**What to produce**
Pick out each line of the records in which the word "FORWARD" appears.

[Saved data entries]
──────

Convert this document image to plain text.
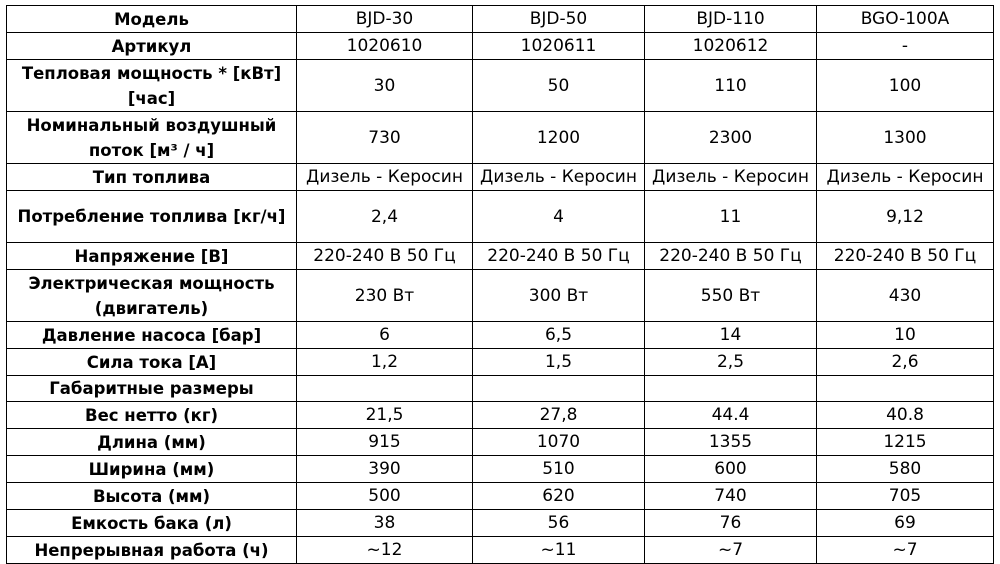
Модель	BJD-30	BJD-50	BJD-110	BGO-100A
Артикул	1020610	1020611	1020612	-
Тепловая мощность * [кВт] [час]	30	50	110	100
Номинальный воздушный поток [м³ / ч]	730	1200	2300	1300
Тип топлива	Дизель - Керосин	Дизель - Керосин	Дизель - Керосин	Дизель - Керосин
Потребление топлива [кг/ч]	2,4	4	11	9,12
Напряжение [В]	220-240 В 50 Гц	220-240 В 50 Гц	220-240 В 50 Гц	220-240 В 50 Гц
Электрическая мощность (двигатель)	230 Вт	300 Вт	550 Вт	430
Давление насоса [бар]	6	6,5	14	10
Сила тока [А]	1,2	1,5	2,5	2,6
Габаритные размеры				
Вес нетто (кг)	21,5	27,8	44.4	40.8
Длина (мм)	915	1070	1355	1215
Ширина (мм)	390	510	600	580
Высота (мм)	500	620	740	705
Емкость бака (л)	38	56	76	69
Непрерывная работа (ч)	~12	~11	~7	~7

──────

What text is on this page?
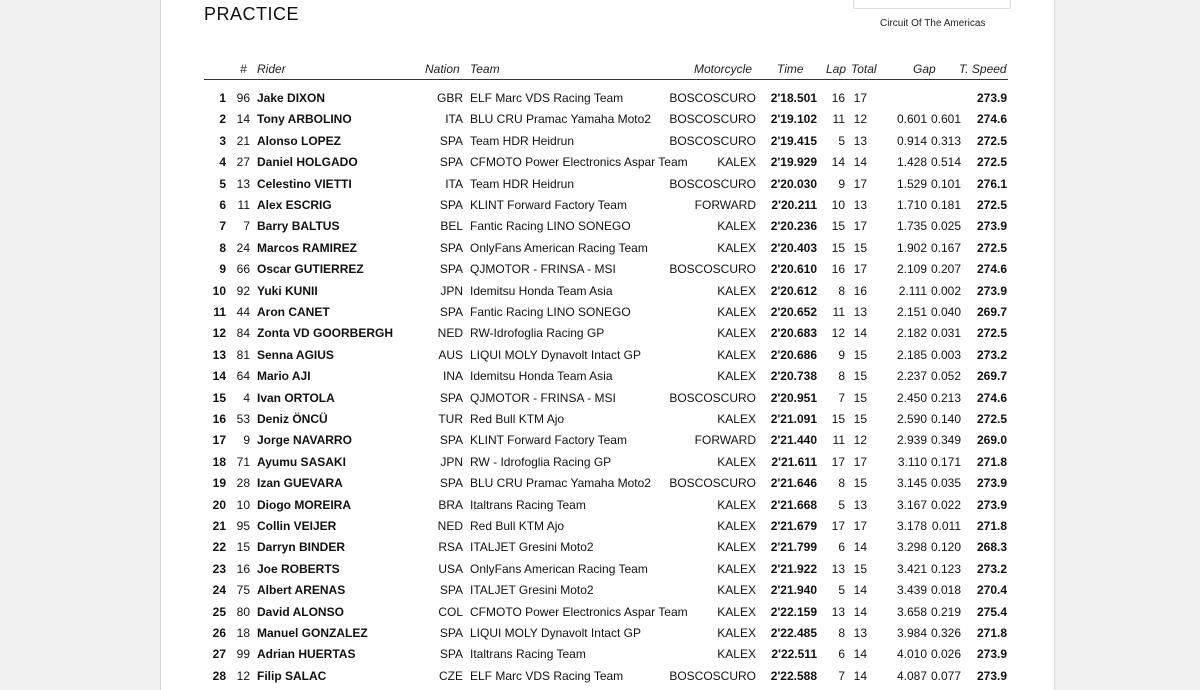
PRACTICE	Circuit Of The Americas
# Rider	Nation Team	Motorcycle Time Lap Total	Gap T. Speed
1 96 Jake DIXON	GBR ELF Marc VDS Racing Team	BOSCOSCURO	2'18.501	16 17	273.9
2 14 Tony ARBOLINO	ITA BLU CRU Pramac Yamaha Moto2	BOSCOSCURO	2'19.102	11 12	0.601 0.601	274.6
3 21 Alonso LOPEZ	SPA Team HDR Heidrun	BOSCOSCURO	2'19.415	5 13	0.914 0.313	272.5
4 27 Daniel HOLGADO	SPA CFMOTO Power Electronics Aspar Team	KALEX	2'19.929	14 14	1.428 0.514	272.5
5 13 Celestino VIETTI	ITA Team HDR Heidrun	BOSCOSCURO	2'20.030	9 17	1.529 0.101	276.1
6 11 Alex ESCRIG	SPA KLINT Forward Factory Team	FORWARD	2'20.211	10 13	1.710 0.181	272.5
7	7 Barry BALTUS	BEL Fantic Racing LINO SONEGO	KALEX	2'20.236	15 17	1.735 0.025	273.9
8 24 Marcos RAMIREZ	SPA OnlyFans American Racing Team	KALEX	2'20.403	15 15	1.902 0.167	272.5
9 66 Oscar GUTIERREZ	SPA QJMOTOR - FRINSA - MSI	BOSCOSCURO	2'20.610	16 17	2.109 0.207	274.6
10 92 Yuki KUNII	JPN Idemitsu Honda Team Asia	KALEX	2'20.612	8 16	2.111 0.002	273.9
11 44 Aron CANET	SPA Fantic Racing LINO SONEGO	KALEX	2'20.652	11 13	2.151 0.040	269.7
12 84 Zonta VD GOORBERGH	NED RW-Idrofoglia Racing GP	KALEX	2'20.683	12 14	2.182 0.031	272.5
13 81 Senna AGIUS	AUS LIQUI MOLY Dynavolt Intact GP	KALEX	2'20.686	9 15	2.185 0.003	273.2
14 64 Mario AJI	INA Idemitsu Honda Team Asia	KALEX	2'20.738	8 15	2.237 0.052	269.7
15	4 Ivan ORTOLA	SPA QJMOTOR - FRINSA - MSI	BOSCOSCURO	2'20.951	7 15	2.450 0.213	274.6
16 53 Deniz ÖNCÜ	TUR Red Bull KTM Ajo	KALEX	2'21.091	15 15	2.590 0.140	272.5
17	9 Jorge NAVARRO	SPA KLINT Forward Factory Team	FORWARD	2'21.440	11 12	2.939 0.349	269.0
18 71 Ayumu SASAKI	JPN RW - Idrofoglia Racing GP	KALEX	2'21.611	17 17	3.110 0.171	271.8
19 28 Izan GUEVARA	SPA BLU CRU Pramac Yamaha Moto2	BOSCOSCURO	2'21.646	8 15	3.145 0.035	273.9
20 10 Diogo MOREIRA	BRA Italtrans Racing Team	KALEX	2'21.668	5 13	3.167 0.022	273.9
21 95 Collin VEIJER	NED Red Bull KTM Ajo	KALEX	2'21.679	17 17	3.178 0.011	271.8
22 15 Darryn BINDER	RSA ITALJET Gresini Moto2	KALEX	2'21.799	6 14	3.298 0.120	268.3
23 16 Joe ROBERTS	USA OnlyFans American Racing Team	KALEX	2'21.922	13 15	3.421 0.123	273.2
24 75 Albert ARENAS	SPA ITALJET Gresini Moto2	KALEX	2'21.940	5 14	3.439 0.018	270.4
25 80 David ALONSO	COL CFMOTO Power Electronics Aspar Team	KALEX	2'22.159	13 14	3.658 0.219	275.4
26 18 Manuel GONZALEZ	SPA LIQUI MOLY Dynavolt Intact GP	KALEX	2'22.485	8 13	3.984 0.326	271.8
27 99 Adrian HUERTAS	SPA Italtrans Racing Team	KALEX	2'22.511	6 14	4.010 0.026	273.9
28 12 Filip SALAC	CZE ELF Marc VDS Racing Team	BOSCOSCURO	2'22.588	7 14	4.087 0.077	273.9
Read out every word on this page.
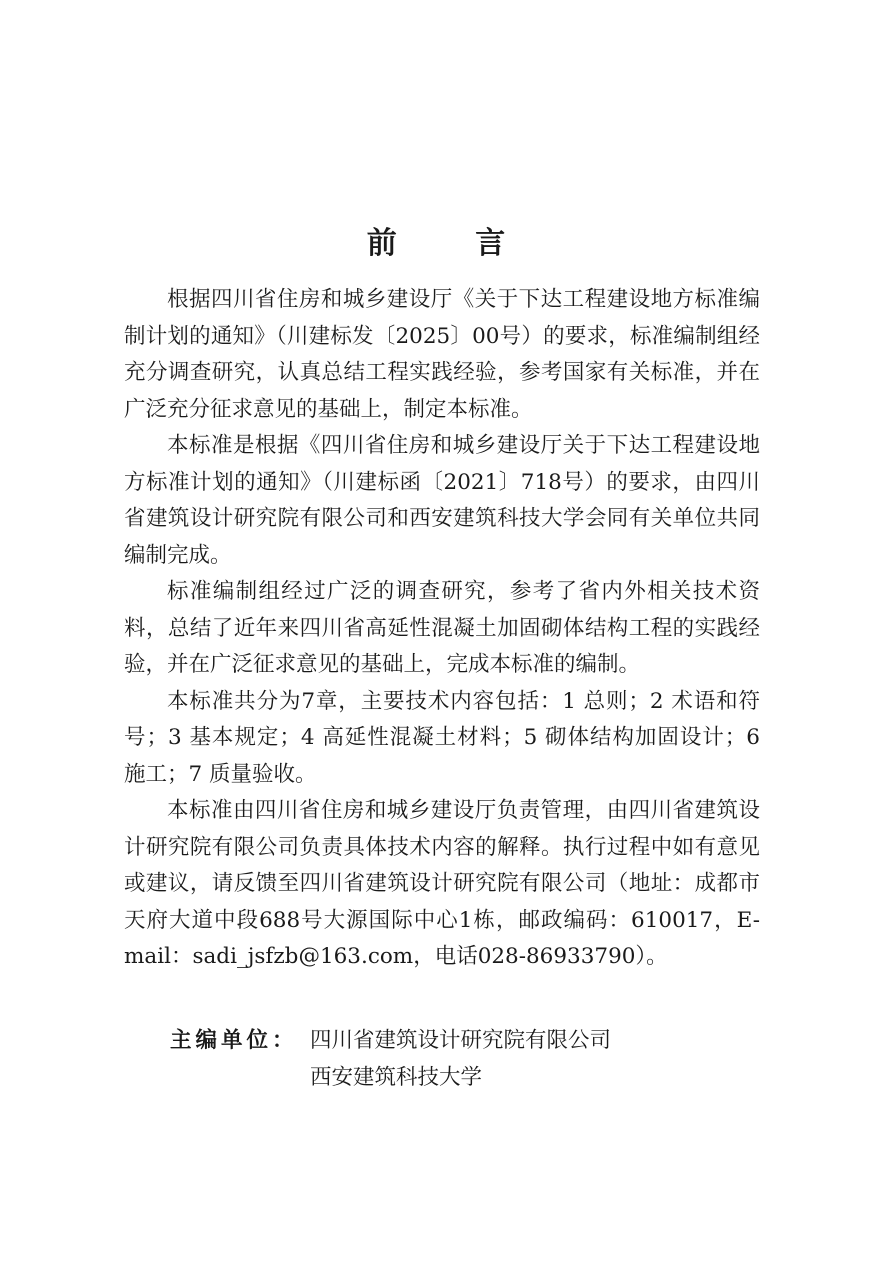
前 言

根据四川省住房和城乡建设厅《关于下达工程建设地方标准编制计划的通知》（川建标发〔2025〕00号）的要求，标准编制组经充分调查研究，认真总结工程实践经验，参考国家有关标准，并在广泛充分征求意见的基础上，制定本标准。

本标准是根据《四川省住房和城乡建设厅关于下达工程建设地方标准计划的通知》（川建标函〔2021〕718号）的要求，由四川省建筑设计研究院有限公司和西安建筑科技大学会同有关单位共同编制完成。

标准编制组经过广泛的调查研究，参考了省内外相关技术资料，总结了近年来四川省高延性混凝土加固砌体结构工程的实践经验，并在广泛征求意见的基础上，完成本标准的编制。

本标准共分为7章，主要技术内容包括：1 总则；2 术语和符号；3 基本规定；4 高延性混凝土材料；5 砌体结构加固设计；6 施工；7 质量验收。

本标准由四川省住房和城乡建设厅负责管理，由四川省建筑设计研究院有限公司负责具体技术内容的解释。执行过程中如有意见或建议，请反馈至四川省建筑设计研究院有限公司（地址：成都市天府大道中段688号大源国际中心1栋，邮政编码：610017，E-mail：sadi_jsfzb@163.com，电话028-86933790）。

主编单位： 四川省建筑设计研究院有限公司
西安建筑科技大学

──────

**Answer for the task**
6 11 Alex ESCRIG	SPA KLINT Forward Factory Team	FORWARD	2'20.211	10 13	1.710 0.181	272.5
17	9 Jorge NAVARRO	SPA KLINT Forward Factory Team	FORWARD	2'21.440	11 12	2.939 0.349	269.0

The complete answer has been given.